---------- Texte de lecture ----------

Ce n'est pas le cas de ces artistes auto-proclamés dans ce roman, des « bohèmes », de joyeux festifs à l'esprit fraternel, goutant à tous les petits plaisirs que la société parisienne offre.

Ce ne sont pas des bohèmes bourgeois, et cela a toute son importance dans le roman. La misère les rend attachants. Plus séduisant encore, ce sont leurs manières de réagir à la misère. Chaque problème à sa fausse solution. Emprunteur davantage pour rembourser une dette, fuir le propriétaire qui réclame des impayés, ou l'amadouer quand il faut, réparer un chagrin amoureux par la première amourette venue, faire des orgies plutôt qu'épargner quand l'argent vient… Chaque bohème fait consciemment toutes ces maladresses, dans l'insouciance et la gaieté la plus totale et rien n'est fait dans l'intention de nuire.

Les premiers chapitres décrivent à merveille ces bohèmes vivant de hasard et d'esprit. Puis ce groupe de bohèmes, que l'aléa à formé, se resserre et semble murir tout le long du roman, en bien et en mal.

Le principal défaut de ce groupe est d'être une sorte d'association ou de club très fermé : il y a un parti pris d'isolement clairement affirmé. Ils perdent ainsi nécessairement l'avantage de se renouveler et de se rafraîchir par de nouveaux membres. Tout se concentre alors sur 4 artistes, un poète, un musicien, un philosophe et un peintre, petit cercle agrémenté de bohèmes féminines qui sont artistes dans l'âme, des électrons libres, vivant de liberté et de caprices.

L'autre défaut est que l'auteur n'a pas suffisamment développé le caractère de ces 4 artistes, ils se ressemblent un peu tous : mêmes goûts, habitudes, amours, mêmes sentiments et esprits. Seul le philosophe se démarque un peu dans le lot par ses extravagances.

C'est un peu la même chose pour les filles du cercle, ce ne sont que des courtisanes amoureuses, et variant peu, sauf à la fin du roman.

Bien dommage également, ce sont quelques digressions ratées à mon sens, en ce qu'elles sont trop détachées du roman. Quelques-unes sont toutefois suffisamment originales et touchantes pour marquer l'esprit.

---------- Données stockées ----------

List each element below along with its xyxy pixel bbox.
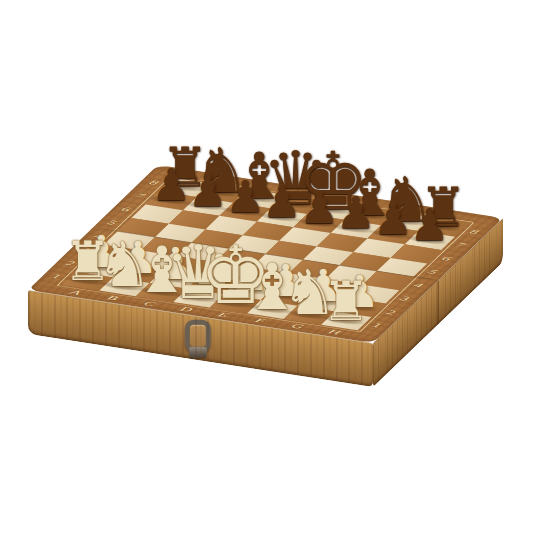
clasp-ferrule-icon	[189, 347, 207, 358]
clasp	[176, 320, 220, 360]
fold-seam-side	[438, 281, 439, 325]
piece-white-rook-h1[interactable]: ♜	[301, 267, 391, 321]
product-photo-stage: ABCDEFGH1122334455667788 ♜♞♝♛♚♝♞♜♟♟♟♟♟♟♟…	[0, 0, 533, 533]
clasp-loop-icon	[185, 320, 211, 353]
piece-black-pawn-h7[interactable]: ♟	[385, 196, 475, 240]
pieces-layer: ♜♞♝♛♚♝♞♜♟♟♟♟♟♟♟♟♟♟♟♟♟♟♟♟♜♞♝♛♚♝♞♜	[158, 165, 503, 218]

----------

=== Consigne ===
Prolongez la critique du roman sur les bohèmes à partir de sa dernière phrase. Le listing provient d'une source distincte.

=== Réponse attendue ===
Mais ce qui distingue formidablement ce roman, c'est ce va et vient amoureux entre Mimi et Rodolphe et Musette et Marcel. Les couples de bohèmes sont complexes, hauts en couleurs, un jour attaché, le lendemain détaché, ces couples créent des refrains d'amour frais et spontané mêlés avec des refrains de caprices, de disputes… Musette et Mimi sont tiraillées par les séductions de la haute société à laquelle elles ont un ticket d'entrée et Rodolphe et Marcel ont parfois cette dureté d'artiste égoïstes qui n'incitent pas à la réconciliation. Parfois l'extrême misère des uns attire la compassion des autres et renoue les liens, parfois l'irrésistible charme d'un poème suffit à déraciner une des filles du milieu aristocratique et aussi parfois l'état de santé critique d'une personne rebat les cartes de toute une relation.

La fin est sublime d'émotions sauf le tout dernier chapitre qui est un peu décevant et se veut maladroitement moralisant. Pour résumé grossièrement, être bohème ça va un temps, mais après il faut grandir… Une fin qui détonne et ressemble trop peu à l'auteur, la fin est brève, cela ressemble à une morale nécessaire pour éviter les critiques pour atteinte aux bonnes moeurs et éviter des remarques comme « ce roman va corrompre l'esprit de mon jeune fils ».

Le style ressemble aux bohèmes du roman, en ce que le style est léger, comique, quelques métaphores audacieuses. Les chapitres sont rapides, attachants, complets, les larmes s'y glissent sous le rire, les détails sont à leur place et l'on trouve des mots charmants de naïveté, de sentiment, de vérité ou de fantaisie.

Si vous n'avez pas l'humeur à vous consacrer à des lectures romantiques, certes attachantes, mais d'une solennité froide, car comme disait Balzac « tous ces poètes ont peu ce sentiment du comique » alors vous apprécierez grandement cette succession de récits brefs, attachants, où le comique se mêle à toutes les émotions, le tout sous un ton humble et décontracté sans pour autant tomber dans la vulgarité ni la facilité d'esprit.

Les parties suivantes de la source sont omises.